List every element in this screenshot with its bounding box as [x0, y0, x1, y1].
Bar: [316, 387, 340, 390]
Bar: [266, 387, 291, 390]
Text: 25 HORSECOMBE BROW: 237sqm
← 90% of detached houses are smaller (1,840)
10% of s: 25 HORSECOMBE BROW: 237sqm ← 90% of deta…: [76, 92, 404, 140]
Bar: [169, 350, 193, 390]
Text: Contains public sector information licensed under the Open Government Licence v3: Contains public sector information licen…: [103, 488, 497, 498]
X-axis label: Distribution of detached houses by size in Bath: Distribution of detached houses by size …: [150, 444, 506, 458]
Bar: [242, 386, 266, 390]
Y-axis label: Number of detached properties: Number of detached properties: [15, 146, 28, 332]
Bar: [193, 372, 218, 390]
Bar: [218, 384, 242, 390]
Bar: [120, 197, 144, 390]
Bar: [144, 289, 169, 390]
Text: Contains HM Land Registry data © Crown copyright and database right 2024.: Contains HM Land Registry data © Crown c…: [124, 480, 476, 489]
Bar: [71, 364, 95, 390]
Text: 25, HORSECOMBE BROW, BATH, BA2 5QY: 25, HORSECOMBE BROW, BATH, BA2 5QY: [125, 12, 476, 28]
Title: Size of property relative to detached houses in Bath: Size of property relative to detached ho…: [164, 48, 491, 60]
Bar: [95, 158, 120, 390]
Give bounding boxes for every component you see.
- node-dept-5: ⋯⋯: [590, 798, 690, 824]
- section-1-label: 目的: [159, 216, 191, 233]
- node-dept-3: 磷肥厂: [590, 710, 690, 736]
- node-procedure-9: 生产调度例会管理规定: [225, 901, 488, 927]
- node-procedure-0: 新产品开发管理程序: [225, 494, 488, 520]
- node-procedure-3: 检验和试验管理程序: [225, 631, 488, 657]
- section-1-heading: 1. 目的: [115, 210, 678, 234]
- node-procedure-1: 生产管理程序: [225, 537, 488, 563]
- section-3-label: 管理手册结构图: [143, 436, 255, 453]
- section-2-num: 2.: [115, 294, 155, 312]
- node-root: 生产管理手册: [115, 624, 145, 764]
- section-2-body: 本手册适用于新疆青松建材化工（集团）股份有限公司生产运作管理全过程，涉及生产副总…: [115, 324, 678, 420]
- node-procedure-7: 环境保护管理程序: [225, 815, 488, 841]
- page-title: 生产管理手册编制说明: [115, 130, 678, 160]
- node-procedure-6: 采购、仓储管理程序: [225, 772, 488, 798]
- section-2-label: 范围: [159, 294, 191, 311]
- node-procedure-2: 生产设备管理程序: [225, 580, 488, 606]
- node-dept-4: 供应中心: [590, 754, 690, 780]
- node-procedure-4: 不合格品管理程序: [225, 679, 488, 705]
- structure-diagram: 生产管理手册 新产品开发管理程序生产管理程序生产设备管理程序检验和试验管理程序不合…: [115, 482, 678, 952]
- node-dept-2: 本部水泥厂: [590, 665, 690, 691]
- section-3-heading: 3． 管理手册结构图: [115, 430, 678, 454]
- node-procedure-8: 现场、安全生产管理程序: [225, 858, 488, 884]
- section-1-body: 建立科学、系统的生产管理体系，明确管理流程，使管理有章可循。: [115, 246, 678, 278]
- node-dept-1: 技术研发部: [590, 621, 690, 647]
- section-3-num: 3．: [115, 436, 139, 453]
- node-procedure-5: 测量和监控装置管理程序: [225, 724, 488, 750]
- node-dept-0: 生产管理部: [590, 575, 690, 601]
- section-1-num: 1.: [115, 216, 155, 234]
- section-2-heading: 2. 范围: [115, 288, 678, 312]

━━━━

▶ Directions for this task
Reproduce the entire listing above word for word, every line in its original order.

▶ Finished exercise
List every element in this screenshot with its bounding box as [x0, y0, x1, y1].
Bar: [316, 387, 340, 390]
Bar: [266, 387, 291, 390]
Text: 25 HORSECOMBE BROW: 237sqm
← 90% of detached houses are smaller (1,840)
10% of s: 25 HORSECOMBE BROW: 237sqm ← 90% of deta…: [76, 92, 404, 140]
Bar: [169, 350, 193, 390]
Text: Contains public sector information licensed under the Open Government Licence v3: Contains public sector information licen…: [103, 488, 497, 498]
X-axis label: Distribution of detached houses by size in Bath: Distribution of detached houses by size …: [150, 444, 506, 458]
Bar: [242, 386, 266, 390]
Y-axis label: Number of detached properties: Number of detached properties: [15, 146, 28, 332]
Bar: [193, 372, 218, 390]
Bar: [218, 384, 242, 390]
Bar: [120, 197, 144, 390]
Bar: [144, 289, 169, 390]
Text: Contains HM Land Registry data © Crown copyright and database right 2024.: Contains HM Land Registry data © Crown c…: [124, 480, 476, 489]
Bar: [71, 364, 95, 390]
Text: 25, HORSECOMBE BROW, BATH, BA2 5QY: 25, HORSECOMBE BROW, BATH, BA2 5QY: [125, 12, 476, 28]
Title: Size of property relative to detached houses in Bath: Size of property relative to detached ho…: [164, 48, 491, 60]
Bar: [95, 158, 120, 390]
Give bounding boxes for every component you see.
- node-dept-5: ⋯⋯: [590, 798, 690, 824]
- section-1-label: 目的: [159, 216, 191, 233]
- node-dept-3: 磷肥厂: [590, 710, 690, 736]
- node-procedure-9: 生产调度例会管理规定: [225, 901, 488, 927]
- node-procedure-0: 新产品开发管理程序: [225, 494, 488, 520]
- node-procedure-3: 检验和试验管理程序: [225, 631, 488, 657]
- section-1-heading: 1. 目的: [115, 210, 678, 234]
- node-procedure-1: 生产管理程序: [225, 537, 488, 563]
- section-3-label: 管理手册结构图: [143, 436, 255, 453]
- section-2-num: 2.: [115, 294, 155, 312]
- node-root: 生产管理手册: [115, 624, 145, 764]
- section-2-body: 本手册适用于新疆青松建材化工（集团）股份有限公司生产运作管理全过程，涉及生产副总…: [115, 324, 678, 420]
- node-procedure-7: 环境保护管理程序: [225, 815, 488, 841]
- page-title: 生产管理手册编制说明: [115, 130, 678, 160]
- node-procedure-6: 采购、仓储管理程序: [225, 772, 488, 798]
- section-2-label: 范围: [159, 294, 191, 311]
- node-procedure-2: 生产设备管理程序: [225, 580, 488, 606]
- node-dept-4: 供应中心: [590, 754, 690, 780]
- node-procedure-4: 不合格品管理程序: [225, 679, 488, 705]
- structure-diagram: 生产管理手册 新产品开发管理程序生产管理程序生产设备管理程序检验和试验管理程序不合…: [115, 482, 678, 952]
- node-dept-2: 本部水泥厂: [590, 665, 690, 691]
- section-3-heading: 3． 管理手册结构图: [115, 430, 678, 454]
- node-procedure-8: 现场、安全生产管理程序: [225, 858, 488, 884]
- section-1-body: 建立科学、系统的生产管理体系，明确管理流程，使管理有章可循。: [115, 246, 678, 278]
- node-dept-1: 技术研发部: [590, 621, 690, 647]
- section-3-num: 3．: [115, 436, 139, 453]
- node-procedure-5: 测量和监控装置管理程序: [225, 724, 488, 750]
- node-dept-0: 生产管理部: [590, 575, 690, 601]
- section-1-num: 1.: [115, 216, 155, 234]
- section-2-heading: 2. 范围: [115, 288, 678, 312]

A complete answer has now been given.